#### GOAL OF THE EXERCISE
Copy all records verbatim.

%%

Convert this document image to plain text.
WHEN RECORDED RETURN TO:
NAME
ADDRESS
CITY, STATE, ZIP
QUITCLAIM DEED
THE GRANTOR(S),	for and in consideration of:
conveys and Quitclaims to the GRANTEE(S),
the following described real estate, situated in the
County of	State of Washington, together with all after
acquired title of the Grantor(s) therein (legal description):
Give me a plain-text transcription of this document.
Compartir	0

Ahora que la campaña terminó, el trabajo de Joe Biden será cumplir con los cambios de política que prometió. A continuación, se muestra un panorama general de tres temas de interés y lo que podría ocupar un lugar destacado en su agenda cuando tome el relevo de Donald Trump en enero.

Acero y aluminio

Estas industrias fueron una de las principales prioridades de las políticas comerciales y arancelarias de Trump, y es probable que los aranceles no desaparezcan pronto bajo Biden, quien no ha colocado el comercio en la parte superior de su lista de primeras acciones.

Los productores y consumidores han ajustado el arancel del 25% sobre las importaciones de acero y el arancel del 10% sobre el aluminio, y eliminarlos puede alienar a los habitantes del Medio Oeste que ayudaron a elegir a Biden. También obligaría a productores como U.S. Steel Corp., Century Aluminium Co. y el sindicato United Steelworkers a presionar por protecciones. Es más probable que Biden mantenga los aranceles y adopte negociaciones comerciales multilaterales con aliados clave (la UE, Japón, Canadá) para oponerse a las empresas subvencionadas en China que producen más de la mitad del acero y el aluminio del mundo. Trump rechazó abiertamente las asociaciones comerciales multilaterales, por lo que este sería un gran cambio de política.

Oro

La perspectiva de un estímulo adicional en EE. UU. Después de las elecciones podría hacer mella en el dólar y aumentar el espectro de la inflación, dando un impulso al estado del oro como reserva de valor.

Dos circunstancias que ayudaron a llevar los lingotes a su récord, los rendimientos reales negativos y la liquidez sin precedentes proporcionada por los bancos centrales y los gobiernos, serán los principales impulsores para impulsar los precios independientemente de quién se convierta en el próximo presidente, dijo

%%

#### EXERCISE RESPONSE
Convert this document image to plain text.
WHEN RECORDED RETURN TO:
NAME
ADDRESS
CITY, STATE, ZIP
QUITCLAIM DEED
THE GRANTOR(S),	for and in consideration of:
conveys and Quitclaims to the GRANTEE(S),
the following described real estate, situated in the
County of	State of Washington, together with all after
acquired title of the Grantor(s) therein (legal description):
Give me a plain-text transcription of this document.
Compartir	0

Ahora que la campaña terminó, el trabajo de Joe Biden será cumplir con los cambios de política que prometió. A continuación, se muestra un panorama general de tres temas de interés y lo que podría ocupar un lugar destacado en su agenda cuando tome el relevo de Donald Trump en enero.

Acero y aluminio

Estas industrias fueron una de las principales prioridades de las políticas comerciales y arancelarias de Trump, y es probable que los aranceles no desaparezcan pronto bajo Biden, quien no ha colocado el comercio en la parte superior de su lista de primeras acciones.

Los productores y consumidores han ajustado el arancel del 25% sobre las importaciones de acero y el arancel del 10% sobre el aluminio, y eliminarlos puede alienar a los habitantes del Medio Oeste que ayudaron a elegir a Biden. También obligaría a productores como U.S. Steel Corp., Century Aluminium Co. y el sindicato United Steelworkers a presionar por protecciones. Es más probable que Biden mantenga los aranceles y adopte negociaciones comerciales multilaterales con aliados clave (la UE, Japón, Canadá) para oponerse a las empresas subvencionadas en China que producen más de la mitad del acero y el aluminio del mundo. Trump rechazó abiertamente las asociaciones comerciales multilaterales, por lo que este sería un gran cambio de política.

Oro

La perspectiva de un estímulo adicional en EE. UU. Después de las elecciones podría hacer mella en el dólar y aumentar el espectro de la inflación, dando un impulso al estado del oro como reserva de valor.

Dos circunstancias que ayudaron a llevar los lingotes a su récord, los rendimientos reales negativos y la liquidez sin precedentes proporcionada por los bancos centrales y los gobiernos, serán los principales impulsores para impulsar los precios independientemente de quién se convierta en el próximo presidente, dijo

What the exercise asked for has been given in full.